- WHAT YOU NEED TO DO -
Gather every line from the entries below that includes "plain".

Extracted records

┌────────

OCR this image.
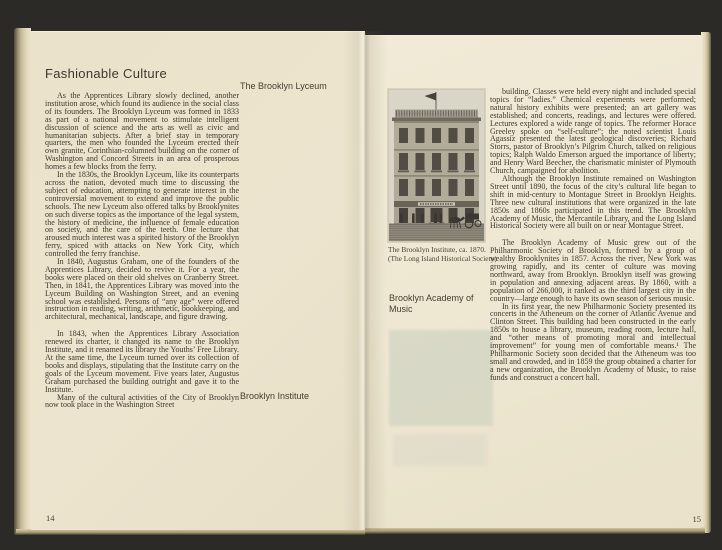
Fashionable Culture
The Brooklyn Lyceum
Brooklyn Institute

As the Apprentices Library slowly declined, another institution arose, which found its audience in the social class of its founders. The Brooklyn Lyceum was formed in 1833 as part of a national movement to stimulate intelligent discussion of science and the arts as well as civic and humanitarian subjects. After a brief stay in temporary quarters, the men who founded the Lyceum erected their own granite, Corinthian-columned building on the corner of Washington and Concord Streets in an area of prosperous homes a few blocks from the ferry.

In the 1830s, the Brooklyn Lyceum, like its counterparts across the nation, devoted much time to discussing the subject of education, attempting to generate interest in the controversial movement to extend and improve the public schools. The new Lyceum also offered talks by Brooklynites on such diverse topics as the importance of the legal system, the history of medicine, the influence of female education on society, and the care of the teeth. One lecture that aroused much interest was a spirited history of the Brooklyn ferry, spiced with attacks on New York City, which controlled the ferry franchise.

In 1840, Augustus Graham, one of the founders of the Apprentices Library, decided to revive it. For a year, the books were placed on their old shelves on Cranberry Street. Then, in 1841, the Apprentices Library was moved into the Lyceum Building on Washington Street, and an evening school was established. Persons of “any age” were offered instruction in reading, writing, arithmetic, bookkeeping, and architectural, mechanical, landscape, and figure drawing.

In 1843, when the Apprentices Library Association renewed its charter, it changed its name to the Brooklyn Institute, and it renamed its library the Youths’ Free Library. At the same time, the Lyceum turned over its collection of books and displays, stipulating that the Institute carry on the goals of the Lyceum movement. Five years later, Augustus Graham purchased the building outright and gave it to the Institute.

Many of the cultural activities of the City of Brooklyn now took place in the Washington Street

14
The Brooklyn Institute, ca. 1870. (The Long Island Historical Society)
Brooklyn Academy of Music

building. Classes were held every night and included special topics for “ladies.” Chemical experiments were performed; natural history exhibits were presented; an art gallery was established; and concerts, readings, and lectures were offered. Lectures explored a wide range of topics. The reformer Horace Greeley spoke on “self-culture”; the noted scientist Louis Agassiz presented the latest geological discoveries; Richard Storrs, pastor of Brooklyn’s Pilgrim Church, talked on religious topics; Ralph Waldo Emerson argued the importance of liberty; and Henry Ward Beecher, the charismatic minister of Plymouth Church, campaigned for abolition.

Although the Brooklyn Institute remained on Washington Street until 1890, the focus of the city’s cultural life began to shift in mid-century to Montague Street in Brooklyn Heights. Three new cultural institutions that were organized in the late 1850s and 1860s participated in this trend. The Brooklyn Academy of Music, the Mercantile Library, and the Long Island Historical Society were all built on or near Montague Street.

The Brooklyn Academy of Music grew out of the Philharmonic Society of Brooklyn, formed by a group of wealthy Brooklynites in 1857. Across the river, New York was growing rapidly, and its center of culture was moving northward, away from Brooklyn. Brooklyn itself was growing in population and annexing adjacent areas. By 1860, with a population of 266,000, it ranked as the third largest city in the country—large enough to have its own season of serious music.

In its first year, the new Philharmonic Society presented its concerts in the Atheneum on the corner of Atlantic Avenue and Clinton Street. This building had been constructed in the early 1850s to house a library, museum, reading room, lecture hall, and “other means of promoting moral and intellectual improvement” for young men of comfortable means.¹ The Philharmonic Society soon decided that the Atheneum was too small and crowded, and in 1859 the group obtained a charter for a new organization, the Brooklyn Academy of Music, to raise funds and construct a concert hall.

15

└────────
┌────────

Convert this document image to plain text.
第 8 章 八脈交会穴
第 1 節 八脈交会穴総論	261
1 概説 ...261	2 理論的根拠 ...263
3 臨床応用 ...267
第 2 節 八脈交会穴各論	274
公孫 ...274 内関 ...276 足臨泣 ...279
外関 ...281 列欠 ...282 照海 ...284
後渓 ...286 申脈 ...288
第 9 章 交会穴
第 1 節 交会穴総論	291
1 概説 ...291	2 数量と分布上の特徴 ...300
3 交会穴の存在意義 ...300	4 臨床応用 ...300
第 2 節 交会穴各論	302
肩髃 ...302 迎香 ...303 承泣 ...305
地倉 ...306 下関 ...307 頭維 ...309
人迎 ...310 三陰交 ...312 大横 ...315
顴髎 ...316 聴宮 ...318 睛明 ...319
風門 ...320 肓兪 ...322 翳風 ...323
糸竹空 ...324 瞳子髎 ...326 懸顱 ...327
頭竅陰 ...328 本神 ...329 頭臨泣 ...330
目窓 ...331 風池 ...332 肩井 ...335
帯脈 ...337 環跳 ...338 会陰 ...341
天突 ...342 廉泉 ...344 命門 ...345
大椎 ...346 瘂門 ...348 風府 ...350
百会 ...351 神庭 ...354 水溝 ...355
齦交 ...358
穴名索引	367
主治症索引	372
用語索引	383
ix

└────────
┌────────

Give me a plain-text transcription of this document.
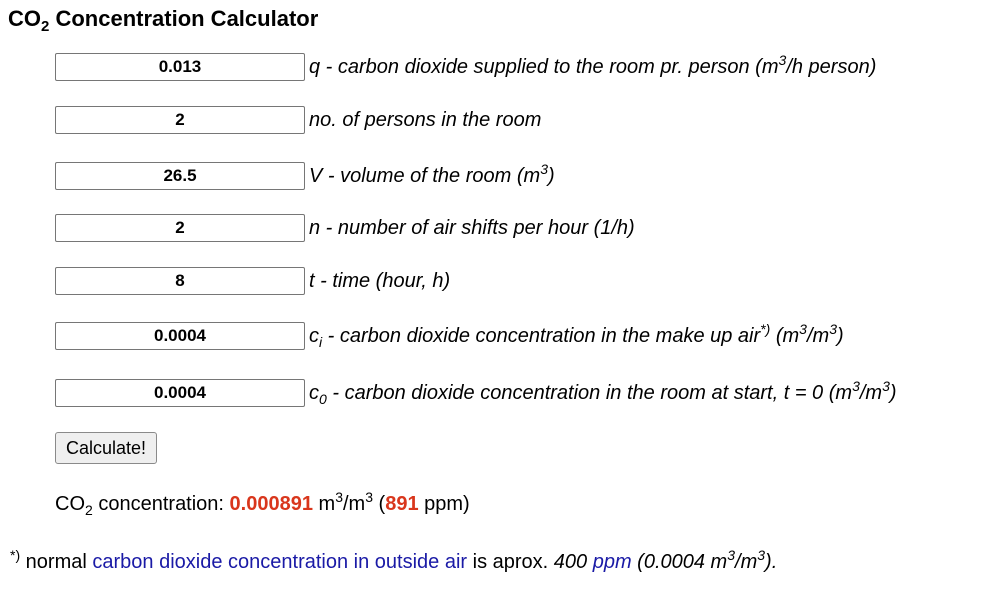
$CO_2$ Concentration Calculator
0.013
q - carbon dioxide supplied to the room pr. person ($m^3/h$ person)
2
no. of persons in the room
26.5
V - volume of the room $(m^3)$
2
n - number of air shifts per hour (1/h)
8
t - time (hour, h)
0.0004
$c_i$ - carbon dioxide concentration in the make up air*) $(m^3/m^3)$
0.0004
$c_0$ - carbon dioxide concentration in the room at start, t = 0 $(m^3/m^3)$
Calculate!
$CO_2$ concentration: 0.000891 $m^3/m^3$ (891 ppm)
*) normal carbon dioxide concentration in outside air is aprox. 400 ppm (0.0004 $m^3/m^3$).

└────────

- TASK SOLUTION -
Convert this document image to plain text.
Give me a plain-text transcription of this document.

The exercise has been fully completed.